Data for the task:
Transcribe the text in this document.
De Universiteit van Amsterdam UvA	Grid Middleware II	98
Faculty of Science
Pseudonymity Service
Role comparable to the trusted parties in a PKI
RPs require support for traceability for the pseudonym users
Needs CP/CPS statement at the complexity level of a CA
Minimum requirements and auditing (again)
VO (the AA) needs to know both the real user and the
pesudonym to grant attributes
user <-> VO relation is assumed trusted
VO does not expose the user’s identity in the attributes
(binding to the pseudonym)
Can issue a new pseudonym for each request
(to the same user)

==

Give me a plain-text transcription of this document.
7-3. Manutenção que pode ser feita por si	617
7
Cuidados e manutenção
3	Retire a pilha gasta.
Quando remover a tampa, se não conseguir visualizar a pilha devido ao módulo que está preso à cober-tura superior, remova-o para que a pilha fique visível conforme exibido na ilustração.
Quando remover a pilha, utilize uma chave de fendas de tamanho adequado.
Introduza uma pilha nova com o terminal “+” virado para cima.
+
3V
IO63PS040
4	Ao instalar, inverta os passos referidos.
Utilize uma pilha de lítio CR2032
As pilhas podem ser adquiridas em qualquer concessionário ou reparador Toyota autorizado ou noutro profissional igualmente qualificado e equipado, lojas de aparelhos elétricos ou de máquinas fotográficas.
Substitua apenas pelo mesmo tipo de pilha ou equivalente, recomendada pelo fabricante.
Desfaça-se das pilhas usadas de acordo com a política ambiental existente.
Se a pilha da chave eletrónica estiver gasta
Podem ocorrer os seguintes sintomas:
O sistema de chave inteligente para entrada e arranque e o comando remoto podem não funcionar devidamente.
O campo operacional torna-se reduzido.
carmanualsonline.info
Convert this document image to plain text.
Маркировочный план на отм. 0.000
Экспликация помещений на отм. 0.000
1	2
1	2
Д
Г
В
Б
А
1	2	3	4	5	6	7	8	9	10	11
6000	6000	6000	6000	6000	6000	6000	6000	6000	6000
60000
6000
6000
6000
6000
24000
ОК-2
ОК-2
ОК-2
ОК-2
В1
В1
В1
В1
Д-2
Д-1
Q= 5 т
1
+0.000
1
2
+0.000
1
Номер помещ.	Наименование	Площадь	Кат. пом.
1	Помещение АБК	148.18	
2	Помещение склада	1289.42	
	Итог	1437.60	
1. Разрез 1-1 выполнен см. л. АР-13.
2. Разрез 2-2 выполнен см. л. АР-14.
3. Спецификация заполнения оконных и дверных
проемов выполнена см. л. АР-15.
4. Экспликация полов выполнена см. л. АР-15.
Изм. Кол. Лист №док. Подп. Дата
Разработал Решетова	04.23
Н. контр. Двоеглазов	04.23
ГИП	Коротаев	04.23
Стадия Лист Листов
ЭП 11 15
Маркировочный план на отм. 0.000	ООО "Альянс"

Set problem:
Say how many lines contain "план", and give nothing but that number.

Full output:
2